#### Exercise directions
Could you give the data below again, exactly and completely?

#### Data for this exercise
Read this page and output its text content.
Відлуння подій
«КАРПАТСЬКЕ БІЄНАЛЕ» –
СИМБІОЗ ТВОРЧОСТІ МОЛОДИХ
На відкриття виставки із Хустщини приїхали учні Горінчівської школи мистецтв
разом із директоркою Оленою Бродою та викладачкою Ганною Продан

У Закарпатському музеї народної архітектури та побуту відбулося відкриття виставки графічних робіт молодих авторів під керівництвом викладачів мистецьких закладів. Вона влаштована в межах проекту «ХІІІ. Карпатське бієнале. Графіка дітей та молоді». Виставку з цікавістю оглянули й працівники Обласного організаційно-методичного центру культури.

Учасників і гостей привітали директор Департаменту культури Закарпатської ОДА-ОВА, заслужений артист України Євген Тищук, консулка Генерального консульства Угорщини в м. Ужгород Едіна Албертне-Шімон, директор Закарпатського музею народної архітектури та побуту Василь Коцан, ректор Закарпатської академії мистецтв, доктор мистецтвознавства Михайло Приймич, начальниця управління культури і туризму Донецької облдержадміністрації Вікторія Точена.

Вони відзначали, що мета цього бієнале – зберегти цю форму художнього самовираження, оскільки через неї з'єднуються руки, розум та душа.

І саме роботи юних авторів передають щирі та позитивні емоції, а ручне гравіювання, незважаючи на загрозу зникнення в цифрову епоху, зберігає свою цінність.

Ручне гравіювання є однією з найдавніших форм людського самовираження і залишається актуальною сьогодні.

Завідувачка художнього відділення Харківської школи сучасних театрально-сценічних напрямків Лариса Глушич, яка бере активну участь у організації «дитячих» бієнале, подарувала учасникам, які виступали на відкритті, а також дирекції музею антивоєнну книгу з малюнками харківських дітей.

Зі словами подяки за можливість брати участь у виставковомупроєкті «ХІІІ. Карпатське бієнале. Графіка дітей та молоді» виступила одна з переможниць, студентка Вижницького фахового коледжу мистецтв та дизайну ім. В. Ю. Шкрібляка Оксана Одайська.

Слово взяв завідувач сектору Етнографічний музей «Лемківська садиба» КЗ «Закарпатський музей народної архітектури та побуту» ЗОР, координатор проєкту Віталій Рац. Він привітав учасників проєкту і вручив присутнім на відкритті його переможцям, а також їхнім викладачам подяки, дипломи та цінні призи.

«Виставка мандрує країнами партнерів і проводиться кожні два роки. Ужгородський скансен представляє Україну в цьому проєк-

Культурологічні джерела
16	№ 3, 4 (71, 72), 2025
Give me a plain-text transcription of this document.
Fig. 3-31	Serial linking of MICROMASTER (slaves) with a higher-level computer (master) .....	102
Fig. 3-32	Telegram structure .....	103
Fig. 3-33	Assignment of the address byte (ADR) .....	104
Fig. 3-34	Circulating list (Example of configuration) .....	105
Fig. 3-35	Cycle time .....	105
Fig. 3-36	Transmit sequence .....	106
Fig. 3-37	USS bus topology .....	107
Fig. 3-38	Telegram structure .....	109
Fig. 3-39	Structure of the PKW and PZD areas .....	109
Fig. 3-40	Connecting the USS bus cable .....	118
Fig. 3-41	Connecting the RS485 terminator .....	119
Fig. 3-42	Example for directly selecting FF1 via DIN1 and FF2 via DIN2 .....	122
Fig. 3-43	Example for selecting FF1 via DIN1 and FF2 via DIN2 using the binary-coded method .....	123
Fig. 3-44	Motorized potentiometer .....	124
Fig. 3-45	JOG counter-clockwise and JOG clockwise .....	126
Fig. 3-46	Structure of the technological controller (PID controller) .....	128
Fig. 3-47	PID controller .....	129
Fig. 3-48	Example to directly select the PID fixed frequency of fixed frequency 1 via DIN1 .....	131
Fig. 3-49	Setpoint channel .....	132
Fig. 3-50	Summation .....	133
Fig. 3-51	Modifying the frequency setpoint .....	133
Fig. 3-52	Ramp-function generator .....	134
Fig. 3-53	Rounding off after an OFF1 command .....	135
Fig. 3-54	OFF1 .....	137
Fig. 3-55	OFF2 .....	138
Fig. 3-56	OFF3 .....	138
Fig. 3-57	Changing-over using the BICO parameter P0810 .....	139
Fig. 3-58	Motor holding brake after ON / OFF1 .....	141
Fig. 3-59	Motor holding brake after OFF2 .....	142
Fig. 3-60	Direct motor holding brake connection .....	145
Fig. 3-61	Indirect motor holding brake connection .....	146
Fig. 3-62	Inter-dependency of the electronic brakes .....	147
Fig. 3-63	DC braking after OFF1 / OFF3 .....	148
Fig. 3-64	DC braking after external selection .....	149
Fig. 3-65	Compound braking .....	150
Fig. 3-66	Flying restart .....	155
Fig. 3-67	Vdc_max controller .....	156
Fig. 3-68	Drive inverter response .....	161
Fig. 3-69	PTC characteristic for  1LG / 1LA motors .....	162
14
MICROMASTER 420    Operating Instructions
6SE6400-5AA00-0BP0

#### Written response
Read this page and output its text content.
Відлуння подій
«КАРПАТСЬКЕ БІЄНАЛЕ» –
СИМБІОЗ ТВОРЧОСТІ МОЛОДИХ
На відкриття виставки із Хустщини приїхали учні Горінчівської школи мистецтв
разом із директоркою Оленою Бродою та викладачкою Ганною Продан

У Закарпатському музеї народної архітектури та побуту відбулося відкриття виставки графічних робіт молодих авторів під керівництвом викладачів мистецьких закладів. Вона влаштована в межах проекту «ХІІІ. Карпатське бієнале. Графіка дітей та молоді». Виставку з цікавістю оглянули й працівники Обласного організаційно-методичного центру культури.

Учасників і гостей привітали директор Департаменту культури Закарпатської ОДА-ОВА, заслужений артист України Євген Тищук, консулка Генерального консульства Угорщини в м. Ужгород Едіна Албертне-Шімон, директор Закарпатського музею народної архітектури та побуту Василь Коцан, ректор Закарпатської академії мистецтв, доктор мистецтвознавства Михайло Приймич, начальниця управління культури і туризму Донецької облдержадміністрації Вікторія Точена.

Вони відзначали, що мета цього бієнале – зберегти цю форму художнього самовираження, оскільки через неї з'єднуються руки, розум та душа.

І саме роботи юних авторів передають щирі та позитивні емоції, а ручне гравіювання, незважаючи на загрозу зникнення в цифрову епоху, зберігає свою цінність.

Ручне гравіювання є однією з найдавніших форм людського самовираження і залишається актуальною сьогодні.

Завідувачка художнього відділення Харківської школи сучасних театрально-сценічних напрямків Лариса Глушич, яка бере активну участь у організації «дитячих» бієнале, подарувала учасникам, які виступали на відкритті, а також дирекції музею антивоєнну книгу з малюнками харківських дітей.

Зі словами подяки за можливість брати участь у виставковомупроєкті «ХІІІ. Карпатське бієнале. Графіка дітей та молоді» виступила одна з переможниць, студентка Вижницького фахового коледжу мистецтв та дизайну ім. В. Ю. Шкрібляка Оксана Одайська.

Слово взяв завідувач сектору Етнографічний музей «Лемківська садиба» КЗ «Закарпатський музей народної архітектури та побуту» ЗОР, координатор проєкту Віталій Рац. Він привітав учасників проєкту і вручив присутнім на відкритті його переможцям, а також їхнім викладачам подяки, дипломи та цінні призи.

«Виставка мандрує країнами партнерів і проводиться кожні два роки. Ужгородський скансен представляє Україну в цьому проєк-

Культурологічні джерела
16	№ 3, 4 (71, 72), 2025
Give me a plain-text transcription of this document.
Fig. 3-31	Serial linking of MICROMASTER (slaves) with a higher-level computer (master) .....	102
Fig. 3-32	Telegram structure .....	103
Fig. 3-33	Assignment of the address byte (ADR) .....	104
Fig. 3-34	Circulating list (Example of configuration) .....	105
Fig. 3-35	Cycle time .....	105
Fig. 3-36	Transmit sequence .....	106
Fig. 3-37	USS bus topology .....	107
Fig. 3-38	Telegram structure .....	109
Fig. 3-39	Structure of the PKW and PZD areas .....	109
Fig. 3-40	Connecting the USS bus cable .....	118
Fig. 3-41	Connecting the RS485 terminator .....	119
Fig. 3-42	Example for directly selecting FF1 via DIN1 and FF2 via DIN2 .....	122
Fig. 3-43	Example for selecting FF1 via DIN1 and FF2 via DIN2 using the binary-coded method .....	123
Fig. 3-44	Motorized potentiometer .....	124
Fig. 3-45	JOG counter-clockwise and JOG clockwise .....	126
Fig. 3-46	Structure of the technological controller (PID controller) .....	128
Fig. 3-47	PID controller .....	129
Fig. 3-48	Example to directly select the PID fixed frequency of fixed frequency 1 via DIN1 .....	131
Fig. 3-49	Setpoint channel .....	132
Fig. 3-50	Summation .....	133
Fig. 3-51	Modifying the frequency setpoint .....	133
Fig. 3-52	Ramp-function generator .....	134
Fig. 3-53	Rounding off after an OFF1 command .....	135
Fig. 3-54	OFF1 .....	137
Fig. 3-55	OFF2 .....	138
Fig. 3-56	OFF3 .....	138
Fig. 3-57	Changing-over using the BICO parameter P0810 .....	139
Fig. 3-58	Motor holding brake after ON / OFF1 .....	141
Fig. 3-59	Motor holding brake after OFF2 .....	142
Fig. 3-60	Direct motor holding brake connection .....	145
Fig. 3-61	Indirect motor holding brake connection .....	146
Fig. 3-62	Inter-dependency of the electronic brakes .....	147
Fig. 3-63	DC braking after OFF1 / OFF3 .....	148
Fig. 3-64	DC braking after external selection .....	149
Fig. 3-65	Compound braking .....	150
Fig. 3-66	Flying restart .....	155
Fig. 3-67	Vdc_max controller .....	156
Fig. 3-68	Drive inverter response .....	161
Fig. 3-69	PTC characteristic for  1LG / 1LA motors .....	162
14
MICROMASTER 420    Operating Instructions
6SE6400-5AA00-0BP0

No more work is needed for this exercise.